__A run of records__
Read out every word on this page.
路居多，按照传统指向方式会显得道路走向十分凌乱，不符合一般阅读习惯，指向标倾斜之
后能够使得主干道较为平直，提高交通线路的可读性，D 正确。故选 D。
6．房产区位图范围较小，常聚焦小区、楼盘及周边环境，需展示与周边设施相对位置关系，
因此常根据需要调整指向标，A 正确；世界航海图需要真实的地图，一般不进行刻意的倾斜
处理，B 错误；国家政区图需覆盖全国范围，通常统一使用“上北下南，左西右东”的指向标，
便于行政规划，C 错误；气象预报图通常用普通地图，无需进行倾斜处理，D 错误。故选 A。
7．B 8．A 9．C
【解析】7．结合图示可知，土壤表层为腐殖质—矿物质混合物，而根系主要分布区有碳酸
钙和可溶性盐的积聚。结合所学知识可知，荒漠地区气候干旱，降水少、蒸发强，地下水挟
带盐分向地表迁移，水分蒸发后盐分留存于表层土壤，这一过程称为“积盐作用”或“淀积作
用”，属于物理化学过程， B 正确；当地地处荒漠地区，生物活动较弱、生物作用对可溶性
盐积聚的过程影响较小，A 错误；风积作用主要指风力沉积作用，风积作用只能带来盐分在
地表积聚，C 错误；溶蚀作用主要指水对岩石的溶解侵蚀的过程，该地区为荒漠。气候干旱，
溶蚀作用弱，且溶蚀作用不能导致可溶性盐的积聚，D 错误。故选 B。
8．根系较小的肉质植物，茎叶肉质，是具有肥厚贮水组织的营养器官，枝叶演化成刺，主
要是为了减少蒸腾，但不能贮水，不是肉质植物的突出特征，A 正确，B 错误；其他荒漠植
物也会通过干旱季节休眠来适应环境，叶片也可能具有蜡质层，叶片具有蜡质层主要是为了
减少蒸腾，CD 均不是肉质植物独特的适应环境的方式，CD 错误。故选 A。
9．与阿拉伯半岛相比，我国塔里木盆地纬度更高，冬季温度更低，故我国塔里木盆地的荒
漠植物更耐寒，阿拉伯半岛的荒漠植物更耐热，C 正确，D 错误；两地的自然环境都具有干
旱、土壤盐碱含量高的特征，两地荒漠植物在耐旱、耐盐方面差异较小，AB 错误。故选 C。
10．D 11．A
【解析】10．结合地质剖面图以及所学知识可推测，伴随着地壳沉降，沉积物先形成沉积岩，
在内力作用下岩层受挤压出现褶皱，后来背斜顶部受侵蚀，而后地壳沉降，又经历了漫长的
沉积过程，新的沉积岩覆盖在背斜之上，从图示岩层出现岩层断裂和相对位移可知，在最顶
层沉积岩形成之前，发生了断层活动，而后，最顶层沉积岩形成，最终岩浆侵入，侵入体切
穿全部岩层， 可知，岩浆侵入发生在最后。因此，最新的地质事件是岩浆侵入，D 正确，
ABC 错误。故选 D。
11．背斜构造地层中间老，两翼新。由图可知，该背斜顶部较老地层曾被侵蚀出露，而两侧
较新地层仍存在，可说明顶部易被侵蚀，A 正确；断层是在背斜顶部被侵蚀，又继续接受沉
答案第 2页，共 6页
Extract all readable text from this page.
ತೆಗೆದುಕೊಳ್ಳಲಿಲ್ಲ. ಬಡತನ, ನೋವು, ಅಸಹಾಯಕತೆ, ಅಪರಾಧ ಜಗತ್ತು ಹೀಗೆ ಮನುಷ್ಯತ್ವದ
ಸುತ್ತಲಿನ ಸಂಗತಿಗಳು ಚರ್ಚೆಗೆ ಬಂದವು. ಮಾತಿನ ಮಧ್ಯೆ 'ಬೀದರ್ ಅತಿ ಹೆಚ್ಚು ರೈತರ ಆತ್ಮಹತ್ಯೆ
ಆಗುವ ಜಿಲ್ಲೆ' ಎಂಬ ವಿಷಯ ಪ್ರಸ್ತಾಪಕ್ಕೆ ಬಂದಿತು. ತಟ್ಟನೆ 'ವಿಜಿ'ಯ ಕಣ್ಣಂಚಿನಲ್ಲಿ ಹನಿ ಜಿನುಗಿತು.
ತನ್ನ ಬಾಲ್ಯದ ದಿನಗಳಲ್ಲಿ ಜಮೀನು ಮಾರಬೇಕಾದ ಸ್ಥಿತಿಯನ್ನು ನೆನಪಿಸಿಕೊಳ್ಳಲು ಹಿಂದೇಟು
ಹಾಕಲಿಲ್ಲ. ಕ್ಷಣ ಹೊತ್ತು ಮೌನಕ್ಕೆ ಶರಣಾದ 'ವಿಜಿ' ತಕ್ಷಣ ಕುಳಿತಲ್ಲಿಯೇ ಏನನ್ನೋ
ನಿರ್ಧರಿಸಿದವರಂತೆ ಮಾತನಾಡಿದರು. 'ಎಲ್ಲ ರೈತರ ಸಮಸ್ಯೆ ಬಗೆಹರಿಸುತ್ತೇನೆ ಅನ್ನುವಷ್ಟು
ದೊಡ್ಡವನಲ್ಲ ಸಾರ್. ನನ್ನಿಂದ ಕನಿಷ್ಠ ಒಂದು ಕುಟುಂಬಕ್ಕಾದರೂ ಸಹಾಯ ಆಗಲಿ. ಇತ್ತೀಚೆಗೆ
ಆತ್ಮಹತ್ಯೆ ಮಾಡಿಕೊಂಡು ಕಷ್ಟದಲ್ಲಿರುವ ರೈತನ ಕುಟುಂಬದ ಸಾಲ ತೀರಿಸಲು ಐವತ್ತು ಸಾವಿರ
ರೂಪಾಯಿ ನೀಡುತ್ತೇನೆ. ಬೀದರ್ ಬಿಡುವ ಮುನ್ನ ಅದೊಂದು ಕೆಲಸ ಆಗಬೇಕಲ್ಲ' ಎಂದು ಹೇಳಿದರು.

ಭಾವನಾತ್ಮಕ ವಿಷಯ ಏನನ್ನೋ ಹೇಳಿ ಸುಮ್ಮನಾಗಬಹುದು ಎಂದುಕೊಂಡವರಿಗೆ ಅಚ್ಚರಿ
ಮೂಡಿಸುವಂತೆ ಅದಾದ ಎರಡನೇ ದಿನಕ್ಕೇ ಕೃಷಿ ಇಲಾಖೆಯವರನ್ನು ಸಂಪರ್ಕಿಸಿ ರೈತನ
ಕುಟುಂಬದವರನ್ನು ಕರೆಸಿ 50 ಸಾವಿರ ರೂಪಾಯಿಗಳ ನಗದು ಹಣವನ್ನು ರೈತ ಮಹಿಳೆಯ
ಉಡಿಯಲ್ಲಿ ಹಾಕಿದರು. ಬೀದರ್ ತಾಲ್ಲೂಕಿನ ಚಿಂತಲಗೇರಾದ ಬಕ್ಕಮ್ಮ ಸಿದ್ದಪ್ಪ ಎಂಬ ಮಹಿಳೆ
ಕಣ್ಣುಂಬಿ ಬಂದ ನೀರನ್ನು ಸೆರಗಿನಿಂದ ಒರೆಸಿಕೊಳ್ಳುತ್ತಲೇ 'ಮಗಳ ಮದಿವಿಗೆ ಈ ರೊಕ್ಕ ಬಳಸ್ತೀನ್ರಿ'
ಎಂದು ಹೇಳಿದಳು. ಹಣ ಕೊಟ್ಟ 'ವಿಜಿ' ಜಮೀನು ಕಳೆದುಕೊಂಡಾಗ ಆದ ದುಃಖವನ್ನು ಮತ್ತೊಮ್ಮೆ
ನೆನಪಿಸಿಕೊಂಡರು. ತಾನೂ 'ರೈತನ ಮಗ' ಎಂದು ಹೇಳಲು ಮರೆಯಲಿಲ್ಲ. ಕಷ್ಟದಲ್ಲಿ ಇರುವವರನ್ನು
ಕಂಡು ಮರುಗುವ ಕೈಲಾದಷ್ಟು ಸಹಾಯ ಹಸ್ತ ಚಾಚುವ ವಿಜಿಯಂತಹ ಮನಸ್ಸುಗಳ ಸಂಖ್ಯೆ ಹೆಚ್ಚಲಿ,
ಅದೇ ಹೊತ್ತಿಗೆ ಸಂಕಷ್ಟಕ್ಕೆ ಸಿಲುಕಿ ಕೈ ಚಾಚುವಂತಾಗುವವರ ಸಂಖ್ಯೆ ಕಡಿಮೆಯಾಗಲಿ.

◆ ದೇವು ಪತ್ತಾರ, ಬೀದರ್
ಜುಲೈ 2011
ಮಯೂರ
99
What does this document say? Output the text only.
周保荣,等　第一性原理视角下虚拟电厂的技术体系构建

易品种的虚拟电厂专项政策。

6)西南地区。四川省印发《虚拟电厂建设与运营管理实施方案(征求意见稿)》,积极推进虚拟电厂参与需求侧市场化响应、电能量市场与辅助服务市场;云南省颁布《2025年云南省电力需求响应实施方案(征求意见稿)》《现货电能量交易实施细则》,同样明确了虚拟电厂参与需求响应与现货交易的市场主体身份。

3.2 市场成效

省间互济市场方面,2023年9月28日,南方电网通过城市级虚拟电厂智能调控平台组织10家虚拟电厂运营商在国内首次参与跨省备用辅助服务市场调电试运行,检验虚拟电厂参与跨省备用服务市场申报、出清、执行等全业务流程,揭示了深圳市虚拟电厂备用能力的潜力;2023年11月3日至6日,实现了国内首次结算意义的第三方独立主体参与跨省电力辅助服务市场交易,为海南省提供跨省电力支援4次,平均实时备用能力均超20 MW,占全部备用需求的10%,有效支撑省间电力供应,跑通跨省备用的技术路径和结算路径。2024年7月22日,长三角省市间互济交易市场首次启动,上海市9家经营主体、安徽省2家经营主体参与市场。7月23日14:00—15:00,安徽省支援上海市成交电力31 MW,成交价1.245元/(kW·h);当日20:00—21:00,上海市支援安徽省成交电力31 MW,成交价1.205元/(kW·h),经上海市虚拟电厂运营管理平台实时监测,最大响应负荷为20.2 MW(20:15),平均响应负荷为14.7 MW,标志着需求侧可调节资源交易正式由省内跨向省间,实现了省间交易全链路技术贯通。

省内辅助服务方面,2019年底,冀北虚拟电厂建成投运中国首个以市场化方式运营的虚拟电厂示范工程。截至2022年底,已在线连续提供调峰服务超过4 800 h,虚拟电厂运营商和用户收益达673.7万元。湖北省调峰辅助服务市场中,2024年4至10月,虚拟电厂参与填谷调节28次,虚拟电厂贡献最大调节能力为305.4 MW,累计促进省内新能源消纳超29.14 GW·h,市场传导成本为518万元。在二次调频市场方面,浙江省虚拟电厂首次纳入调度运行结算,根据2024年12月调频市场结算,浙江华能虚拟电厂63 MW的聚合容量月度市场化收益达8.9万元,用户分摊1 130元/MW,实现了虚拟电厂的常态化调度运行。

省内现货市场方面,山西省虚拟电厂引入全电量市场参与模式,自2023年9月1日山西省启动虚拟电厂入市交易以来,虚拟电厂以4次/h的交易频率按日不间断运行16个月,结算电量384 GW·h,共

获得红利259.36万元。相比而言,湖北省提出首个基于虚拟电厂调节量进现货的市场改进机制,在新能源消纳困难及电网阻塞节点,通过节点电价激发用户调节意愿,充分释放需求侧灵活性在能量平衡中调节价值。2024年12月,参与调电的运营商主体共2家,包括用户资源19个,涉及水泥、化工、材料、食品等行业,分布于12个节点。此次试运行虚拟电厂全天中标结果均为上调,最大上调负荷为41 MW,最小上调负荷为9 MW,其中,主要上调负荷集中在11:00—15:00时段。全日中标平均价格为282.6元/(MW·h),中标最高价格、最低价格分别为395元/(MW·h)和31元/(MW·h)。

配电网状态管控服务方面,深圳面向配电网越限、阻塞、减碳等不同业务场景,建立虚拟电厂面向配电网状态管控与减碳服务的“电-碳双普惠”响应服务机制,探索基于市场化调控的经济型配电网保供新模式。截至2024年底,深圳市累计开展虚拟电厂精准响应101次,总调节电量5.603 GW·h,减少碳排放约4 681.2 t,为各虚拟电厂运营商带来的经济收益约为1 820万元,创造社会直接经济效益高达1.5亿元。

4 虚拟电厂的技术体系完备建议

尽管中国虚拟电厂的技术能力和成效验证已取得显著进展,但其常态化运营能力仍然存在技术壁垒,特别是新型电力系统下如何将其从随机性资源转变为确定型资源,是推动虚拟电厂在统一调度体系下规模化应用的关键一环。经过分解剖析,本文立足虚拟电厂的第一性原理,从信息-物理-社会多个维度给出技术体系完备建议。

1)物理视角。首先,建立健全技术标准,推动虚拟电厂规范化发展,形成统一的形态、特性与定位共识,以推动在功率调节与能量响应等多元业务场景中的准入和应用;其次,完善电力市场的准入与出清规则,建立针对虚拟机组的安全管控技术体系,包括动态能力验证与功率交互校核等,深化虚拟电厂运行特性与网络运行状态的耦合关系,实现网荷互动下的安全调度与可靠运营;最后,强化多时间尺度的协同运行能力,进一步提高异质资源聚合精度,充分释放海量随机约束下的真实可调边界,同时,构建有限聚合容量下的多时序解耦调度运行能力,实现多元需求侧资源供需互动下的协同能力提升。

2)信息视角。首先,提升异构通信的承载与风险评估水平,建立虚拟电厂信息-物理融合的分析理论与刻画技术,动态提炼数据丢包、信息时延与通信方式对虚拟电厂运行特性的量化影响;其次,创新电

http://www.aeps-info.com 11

__The request__
In the entries above, find the lines containing the word "page" and say how many there are, with no other words.

__Exercise solution__
2